## Begin

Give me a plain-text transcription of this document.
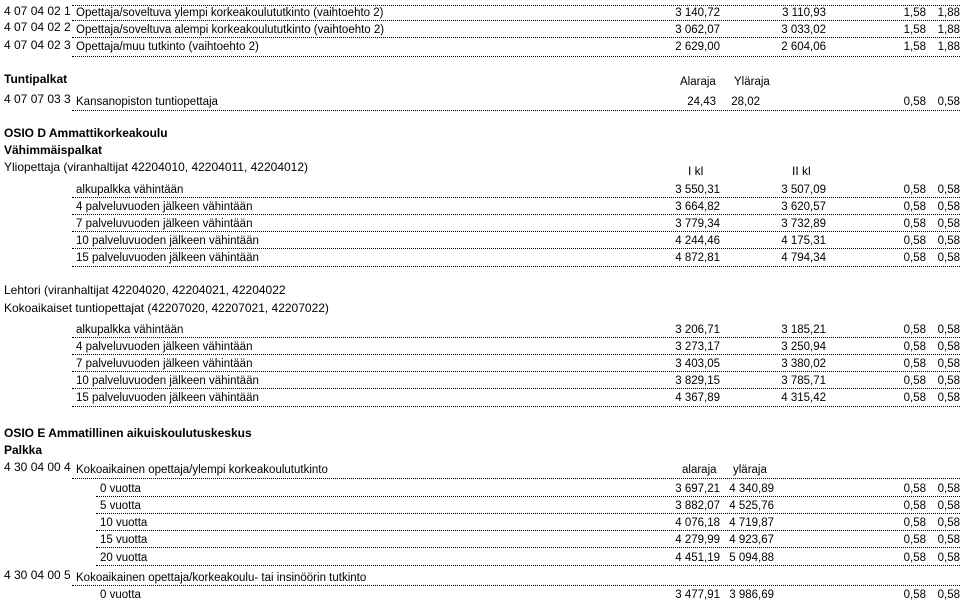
4 07 04 02 1 Opettaja/soveltuva ylempi korkeakoulututkinto (vaihtoehto 2)	3 140,72	3 110,93	1,58	1,88
4 07 04 02 2 Opettaja/soveltuva alempi korkeakoulututkinto (vaihtoehto 2)	3 062,07	3 033,02	1,58	1,88
4 07 04 02 3 Opettaja/muu tutkinto (vaihtoehto 2)	2 629,00	2 604,06	1,58	1,88
Tuntipalkat	Alaraja Yläraja
4 07 07 03 3 Kansanopiston tuntiopettaja	24,43	28,02	0,58	0,58
OSIO D Ammattikorkeakoulu
Vähimmäispalkat
Yliopettaja (viranhaltijat 42204010, 42204011, 42204012)	I kl	II kl
alkupalkka vähintään	3 550,31	3 507,09	0,58	0,58
4 palveluvuoden jälkeen vähintään	3 664,82	3 620,57	0,58	0,58
7 palveluvuoden jälkeen vähintään	3 779,34	3 732,89	0,58	0,58
10 palveluvuoden jälkeen vähintään	4 244,46	4 175,31	0,58	0,58
15 palveluvuoden jälkeen vähintään	4 872,81	4 794,34	0,58	0,58
Lehtori (viranhaltijat 42204020, 42204021, 42204022
Kokoaikaiset tuntiopettajat (42207020, 42207021, 42207022)
alkupalkka vähintään	3 206,71	3 185,21	0,58	0,58
4 palveluvuoden jälkeen vähintään	3 273,17	3 250,94	0,58	0,58
7 palveluvuoden jälkeen vähintään	3 403,05	3 380,02	0,58	0,58
10 palveluvuoden jälkeen vähintään	3 829,15	3 785,71	0,58	0,58
15 palveluvuoden jälkeen vähintään	4 367,89	4 315,42	0,58	0,58
OSIO E Ammatillinen aikuiskoulutuskeskus
Palkka
4 30 04 00 4 Kokoaikainen opettaja/ylempi korkeakoulututkinto	alaraja yläraja
0 vuotta	3 697,21 4 340,89	0,58	0,58
5 vuotta	3 882,07 4 525,76	0,58	0,58
10 vuotta	4 076,18 4 719,87	0,58	0,58
15 vuotta	4 279,99 4 923,67	0,58	0,58
20 vuotta	4 451,19 5 094,88	0,58	0,58
4 30 04 00 5 Kokoaikainen opettaja/korkeakoulu- tai insinöörin tutkinto
0 vuotta	3 477,91 3 986,69	0,58	0,58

## End

## THE TASK
Go through the entries above and count the lines containing the word "alkupalkka"; give only that count.

## COMPLETE OUTPUT
2